TASK DETAILS
Reproduce the additional shares clause below word for word, in full.

PAGE EXTRACT
2. Additional Shares.

 

a. For no additional consideration, the Company shall issue an aggregate of 2,800,000 shares of Common Stock as follows: (1) to Greenle Alpha up to an aggregate of 2,254,000 shares of Common Stock and (2) to Greenle Beta up to an aggregate of 546,000 shares of Common Stock (collectively, the “Additional Shares”), such shares to be issued to such Persons in each case (i) only upon the written direction from Greenle Alpha or Greenle Beta, as the case may be, to the Company (each an “Additional Shares Issuance Notice”) delivered from time to time on and after the date of this Agreement, up to the total aggregate amount of Additional Shares to which such Person is entitled pursuant to this paragraph 2(a) and (ii) within three (3) Trading Days of the Company’s receipt of the applicable Additional Shares Issuance Notice.

RECORD EXCERPTS
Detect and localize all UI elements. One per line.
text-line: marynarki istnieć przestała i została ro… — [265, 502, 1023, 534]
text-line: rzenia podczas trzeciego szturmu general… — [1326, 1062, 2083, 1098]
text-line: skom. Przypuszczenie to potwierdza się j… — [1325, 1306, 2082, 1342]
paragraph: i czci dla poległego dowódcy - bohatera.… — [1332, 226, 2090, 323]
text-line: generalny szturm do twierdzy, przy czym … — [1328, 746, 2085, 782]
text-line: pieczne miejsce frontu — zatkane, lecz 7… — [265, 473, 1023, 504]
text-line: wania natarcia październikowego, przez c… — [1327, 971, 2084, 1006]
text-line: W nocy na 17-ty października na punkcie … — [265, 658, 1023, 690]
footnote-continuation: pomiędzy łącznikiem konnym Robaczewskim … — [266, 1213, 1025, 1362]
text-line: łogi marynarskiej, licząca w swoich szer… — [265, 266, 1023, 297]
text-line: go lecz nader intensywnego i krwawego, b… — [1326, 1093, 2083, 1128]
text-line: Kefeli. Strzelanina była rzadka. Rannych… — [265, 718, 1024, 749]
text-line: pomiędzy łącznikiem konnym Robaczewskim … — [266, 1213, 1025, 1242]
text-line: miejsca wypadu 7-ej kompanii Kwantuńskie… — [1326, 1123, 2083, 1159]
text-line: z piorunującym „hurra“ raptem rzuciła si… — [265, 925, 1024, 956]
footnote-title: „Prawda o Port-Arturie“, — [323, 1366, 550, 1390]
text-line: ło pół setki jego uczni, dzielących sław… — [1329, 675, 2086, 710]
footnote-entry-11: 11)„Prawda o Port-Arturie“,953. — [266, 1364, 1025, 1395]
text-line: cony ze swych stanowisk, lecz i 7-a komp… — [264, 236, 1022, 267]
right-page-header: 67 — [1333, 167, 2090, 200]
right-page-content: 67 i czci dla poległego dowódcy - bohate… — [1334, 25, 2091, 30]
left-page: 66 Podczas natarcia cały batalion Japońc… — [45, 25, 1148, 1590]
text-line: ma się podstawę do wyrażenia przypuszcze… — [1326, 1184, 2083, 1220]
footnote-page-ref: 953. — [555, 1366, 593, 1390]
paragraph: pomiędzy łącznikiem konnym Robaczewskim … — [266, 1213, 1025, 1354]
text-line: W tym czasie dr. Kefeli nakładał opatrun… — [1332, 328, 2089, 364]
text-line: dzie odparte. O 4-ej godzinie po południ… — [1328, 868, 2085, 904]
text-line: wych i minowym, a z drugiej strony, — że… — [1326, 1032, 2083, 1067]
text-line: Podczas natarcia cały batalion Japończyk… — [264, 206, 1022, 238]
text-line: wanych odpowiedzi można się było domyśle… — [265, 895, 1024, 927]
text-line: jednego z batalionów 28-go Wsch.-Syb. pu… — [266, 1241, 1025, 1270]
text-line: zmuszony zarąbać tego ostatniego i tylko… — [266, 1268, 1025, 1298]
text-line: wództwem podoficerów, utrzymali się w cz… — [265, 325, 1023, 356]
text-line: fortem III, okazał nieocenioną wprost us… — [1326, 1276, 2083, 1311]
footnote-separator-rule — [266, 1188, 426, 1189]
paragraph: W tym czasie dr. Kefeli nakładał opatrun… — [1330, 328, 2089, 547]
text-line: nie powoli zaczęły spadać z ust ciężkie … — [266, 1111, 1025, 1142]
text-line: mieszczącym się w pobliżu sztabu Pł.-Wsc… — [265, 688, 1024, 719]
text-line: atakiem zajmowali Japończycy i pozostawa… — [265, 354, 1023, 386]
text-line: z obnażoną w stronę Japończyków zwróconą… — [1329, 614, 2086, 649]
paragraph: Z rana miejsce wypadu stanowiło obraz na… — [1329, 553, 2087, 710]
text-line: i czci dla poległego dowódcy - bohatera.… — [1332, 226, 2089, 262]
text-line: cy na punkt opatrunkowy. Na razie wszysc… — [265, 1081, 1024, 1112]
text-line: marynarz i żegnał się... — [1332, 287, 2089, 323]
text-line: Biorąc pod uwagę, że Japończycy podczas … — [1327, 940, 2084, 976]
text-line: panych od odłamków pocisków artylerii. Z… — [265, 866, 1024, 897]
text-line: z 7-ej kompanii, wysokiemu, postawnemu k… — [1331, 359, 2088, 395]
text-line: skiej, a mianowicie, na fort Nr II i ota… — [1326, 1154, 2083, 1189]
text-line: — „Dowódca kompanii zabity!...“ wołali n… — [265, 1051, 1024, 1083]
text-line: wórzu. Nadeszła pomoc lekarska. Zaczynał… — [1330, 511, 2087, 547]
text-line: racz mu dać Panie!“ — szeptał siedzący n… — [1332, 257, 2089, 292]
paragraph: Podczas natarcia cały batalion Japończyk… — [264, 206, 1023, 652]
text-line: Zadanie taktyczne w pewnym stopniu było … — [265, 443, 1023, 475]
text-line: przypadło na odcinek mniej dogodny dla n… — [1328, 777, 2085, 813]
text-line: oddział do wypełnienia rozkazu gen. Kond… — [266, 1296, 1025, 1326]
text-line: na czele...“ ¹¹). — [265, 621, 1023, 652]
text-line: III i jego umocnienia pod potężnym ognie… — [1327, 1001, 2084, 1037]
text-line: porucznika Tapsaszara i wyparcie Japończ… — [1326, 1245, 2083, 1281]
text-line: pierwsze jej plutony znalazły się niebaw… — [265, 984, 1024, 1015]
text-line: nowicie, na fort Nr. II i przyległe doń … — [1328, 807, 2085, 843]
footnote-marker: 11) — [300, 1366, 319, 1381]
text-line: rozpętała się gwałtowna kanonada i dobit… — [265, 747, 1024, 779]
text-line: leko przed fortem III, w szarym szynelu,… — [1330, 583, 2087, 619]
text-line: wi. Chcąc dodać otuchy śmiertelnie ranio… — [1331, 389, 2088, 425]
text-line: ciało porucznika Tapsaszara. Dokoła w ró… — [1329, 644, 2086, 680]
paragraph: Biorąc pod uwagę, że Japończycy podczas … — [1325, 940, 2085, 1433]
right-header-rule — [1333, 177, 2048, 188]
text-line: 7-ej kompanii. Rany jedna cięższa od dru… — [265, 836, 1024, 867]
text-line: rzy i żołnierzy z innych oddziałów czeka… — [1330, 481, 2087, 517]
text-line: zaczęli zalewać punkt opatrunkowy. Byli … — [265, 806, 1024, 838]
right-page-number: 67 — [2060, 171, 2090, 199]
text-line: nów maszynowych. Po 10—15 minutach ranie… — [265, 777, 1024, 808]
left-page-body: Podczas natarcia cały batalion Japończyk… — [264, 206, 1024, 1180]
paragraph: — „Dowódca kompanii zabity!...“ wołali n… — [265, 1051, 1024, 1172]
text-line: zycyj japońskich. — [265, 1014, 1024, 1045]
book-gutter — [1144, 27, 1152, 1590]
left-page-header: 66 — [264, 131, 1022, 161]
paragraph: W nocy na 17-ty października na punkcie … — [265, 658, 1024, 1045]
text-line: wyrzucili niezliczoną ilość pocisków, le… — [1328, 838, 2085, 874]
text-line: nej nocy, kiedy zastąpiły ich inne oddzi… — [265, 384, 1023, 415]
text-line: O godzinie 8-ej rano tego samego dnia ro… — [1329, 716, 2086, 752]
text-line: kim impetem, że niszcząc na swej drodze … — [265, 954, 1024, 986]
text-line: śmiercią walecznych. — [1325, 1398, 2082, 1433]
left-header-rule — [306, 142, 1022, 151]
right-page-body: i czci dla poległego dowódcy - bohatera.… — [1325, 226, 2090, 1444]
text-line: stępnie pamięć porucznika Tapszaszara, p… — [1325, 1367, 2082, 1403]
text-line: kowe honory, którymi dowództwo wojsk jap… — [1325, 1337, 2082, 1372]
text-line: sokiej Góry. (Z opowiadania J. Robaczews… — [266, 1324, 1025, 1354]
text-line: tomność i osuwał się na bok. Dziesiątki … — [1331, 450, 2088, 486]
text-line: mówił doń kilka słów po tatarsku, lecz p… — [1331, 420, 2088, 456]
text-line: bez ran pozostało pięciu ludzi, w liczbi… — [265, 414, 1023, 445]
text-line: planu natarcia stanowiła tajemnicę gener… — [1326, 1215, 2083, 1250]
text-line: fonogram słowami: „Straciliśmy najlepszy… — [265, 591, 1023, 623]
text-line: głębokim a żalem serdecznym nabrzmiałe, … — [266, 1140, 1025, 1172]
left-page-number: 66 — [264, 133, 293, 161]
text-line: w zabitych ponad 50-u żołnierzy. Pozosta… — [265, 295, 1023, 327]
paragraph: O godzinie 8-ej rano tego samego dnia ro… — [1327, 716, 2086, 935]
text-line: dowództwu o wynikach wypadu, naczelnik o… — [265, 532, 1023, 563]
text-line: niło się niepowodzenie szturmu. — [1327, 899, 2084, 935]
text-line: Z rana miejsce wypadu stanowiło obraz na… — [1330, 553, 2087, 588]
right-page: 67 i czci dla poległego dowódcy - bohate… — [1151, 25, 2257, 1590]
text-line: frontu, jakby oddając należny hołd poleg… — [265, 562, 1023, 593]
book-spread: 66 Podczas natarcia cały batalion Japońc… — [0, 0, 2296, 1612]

RESULT OF THIS TASK
2. Additional Shares.

 

a. For no additional consideration, the Company shall issue an aggregate of 2,800,000 shares of Common Stock as follows: (1) to Greenle Alpha up to an aggregate of 2,254,000 shares of Common Stock and (2) to Greenle Beta up to an aggregate of 546,000 shares of Common Stock (collectively, the “Additional Shares”), such shares to be issued to such Persons in each case (i) only upon the written direction from Greenle Alpha or Greenle Beta, as the case may be, to the Company (each an “Additional Shares Issuance Notice”) delivered from time to time on and after the date of this Agreement, up to the total aggregate amount of Additional Shares to which such Person is entitled pursuant to this paragraph 2(a) and (ii) within three (3) Trading Days of the Company’s receipt of the applicable Additional Shares Issuance Notice.